「古志青年部作品集2020・第8号」(古志社)、作品講評は岩井英雅「『一物仕立て』と『取り合わせ』」。その中で、
(前略)「一物仕立て」は、ものの姿を写すにしても、自分の思いを述べるにしても五七五という字数に合わせれば誰でも簡単に詠めるが、そのため平凡で平板な句になりやすい。何よりはっとするような新鮮な発見があることが大事である。他方、「取り合わせ」は、季語以外の十二音の「ひとかたまりの事柄・情景・感懐」と季語との組み合わせだから、その事柄・情景・感懐に新鮮さがあるかどうかが一句の成否を分ける。さらに「ひとかたまりの事柄・情景・感懐」と季語との距離感の取り方が大切。(中略)

_指示 A_:
講評の内容を二文で要約してください。
_指示 B_:
講評では、「取り合わせ」の一句の成否を分けるものは何だとしているか。
_指示 C_:
講評の最後の文の後から、文章を書き継ぐこと。
ここからの行は、講評とは別の資料から取られている。

要素の位置データ
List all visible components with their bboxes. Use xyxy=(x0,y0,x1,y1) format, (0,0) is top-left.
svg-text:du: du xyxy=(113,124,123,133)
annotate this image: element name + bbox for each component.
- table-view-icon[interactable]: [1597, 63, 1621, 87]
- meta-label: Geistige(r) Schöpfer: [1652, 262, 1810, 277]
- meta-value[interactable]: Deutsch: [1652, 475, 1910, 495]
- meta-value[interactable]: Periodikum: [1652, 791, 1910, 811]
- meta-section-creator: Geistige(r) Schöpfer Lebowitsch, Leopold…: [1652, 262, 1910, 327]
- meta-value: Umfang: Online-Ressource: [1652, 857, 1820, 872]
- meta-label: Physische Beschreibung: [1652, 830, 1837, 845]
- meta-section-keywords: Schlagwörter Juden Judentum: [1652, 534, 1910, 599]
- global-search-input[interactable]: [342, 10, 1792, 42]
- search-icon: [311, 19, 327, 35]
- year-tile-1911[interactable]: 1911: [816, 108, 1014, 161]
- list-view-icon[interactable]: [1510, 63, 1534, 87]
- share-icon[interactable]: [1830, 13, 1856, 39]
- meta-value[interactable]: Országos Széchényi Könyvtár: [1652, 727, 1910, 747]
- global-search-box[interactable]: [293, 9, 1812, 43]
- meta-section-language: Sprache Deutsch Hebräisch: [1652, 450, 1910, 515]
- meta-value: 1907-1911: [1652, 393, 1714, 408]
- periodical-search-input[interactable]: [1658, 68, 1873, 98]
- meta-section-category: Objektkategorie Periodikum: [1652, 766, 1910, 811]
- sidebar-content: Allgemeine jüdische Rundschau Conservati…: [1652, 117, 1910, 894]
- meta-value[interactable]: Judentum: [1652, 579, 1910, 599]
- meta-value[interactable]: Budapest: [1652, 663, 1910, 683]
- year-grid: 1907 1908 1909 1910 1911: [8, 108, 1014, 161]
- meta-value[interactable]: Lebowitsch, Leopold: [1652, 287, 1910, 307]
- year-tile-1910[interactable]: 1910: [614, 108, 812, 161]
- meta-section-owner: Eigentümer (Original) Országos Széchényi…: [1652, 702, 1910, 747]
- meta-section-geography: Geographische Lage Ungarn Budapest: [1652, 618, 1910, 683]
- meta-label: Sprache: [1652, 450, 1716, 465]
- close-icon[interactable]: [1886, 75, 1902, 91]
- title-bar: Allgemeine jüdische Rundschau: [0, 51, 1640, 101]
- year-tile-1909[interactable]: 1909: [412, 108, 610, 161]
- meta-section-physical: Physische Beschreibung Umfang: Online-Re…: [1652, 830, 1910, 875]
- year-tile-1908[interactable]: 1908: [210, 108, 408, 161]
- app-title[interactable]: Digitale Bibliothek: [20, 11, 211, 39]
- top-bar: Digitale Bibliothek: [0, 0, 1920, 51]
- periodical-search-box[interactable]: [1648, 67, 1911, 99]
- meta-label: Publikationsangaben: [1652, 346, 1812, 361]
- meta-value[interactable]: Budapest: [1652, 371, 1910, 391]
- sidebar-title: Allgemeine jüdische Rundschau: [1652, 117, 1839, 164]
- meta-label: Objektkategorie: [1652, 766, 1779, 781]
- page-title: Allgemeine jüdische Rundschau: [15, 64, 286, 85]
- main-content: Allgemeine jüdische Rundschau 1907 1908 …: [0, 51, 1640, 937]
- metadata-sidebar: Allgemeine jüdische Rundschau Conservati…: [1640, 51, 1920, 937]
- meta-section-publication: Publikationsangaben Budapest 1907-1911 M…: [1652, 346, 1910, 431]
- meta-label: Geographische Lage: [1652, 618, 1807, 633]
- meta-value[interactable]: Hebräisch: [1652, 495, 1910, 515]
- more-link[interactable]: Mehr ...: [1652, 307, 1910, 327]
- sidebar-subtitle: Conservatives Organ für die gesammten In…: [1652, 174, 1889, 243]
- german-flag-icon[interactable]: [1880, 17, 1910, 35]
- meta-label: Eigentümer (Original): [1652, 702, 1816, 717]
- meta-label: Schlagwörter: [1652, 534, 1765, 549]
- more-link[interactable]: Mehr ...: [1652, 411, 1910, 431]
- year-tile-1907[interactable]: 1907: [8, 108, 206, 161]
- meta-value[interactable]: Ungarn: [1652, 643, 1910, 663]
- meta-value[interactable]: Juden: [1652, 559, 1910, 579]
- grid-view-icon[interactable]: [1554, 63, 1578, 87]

_解答結果 A_:
「一物仕立て」は五七五の字数に合わせれば誰でも簡単に詠めるが、平凡で平板な句になりやすく、何よりはっとするような新鮮な発見が大事である。「取り合わせ」は季語以外の十二音の「ひとかたまりの事柄・情景・感懐」と季語との組み合わせで、その新鮮さが一句の成否を分け、さらに季語との距離感の取り方が大切である。

_解答結果 B_:
季語以外の十二音の「ひとかたまりの事柄・情景・感懐」に新鮮さがあるかどうか。

_解答結果 C_:
最後にまとめ。「一物仕立て」と「取り合わせ」には優劣の差はなく、そのどちらかを重視するかはそれぞれの作者の志向によるが、いずれの型を取るにしても、生き生きとした新鮮な感覚がすっきりした表現で詠まれ、一句がみずみずしさに溢れていることが求められる。
と述べられ、作者全員の句に好意の講評をしている。ともあれ、愚生好みに偏するが一人一句を挙げておきたい。
まだそこにあるやうな虹見てゐたり イーブン美奈子
凩が叩き落としてゆく星ぞ 石塚直子
歌ひ継ぐ者のオラショや星冴ゆる 伊藤 空
教室に私を置いて行く小鳥 佐倉 碩
勝独楽やぐらついて又たちなほる 関根千方(ちかた)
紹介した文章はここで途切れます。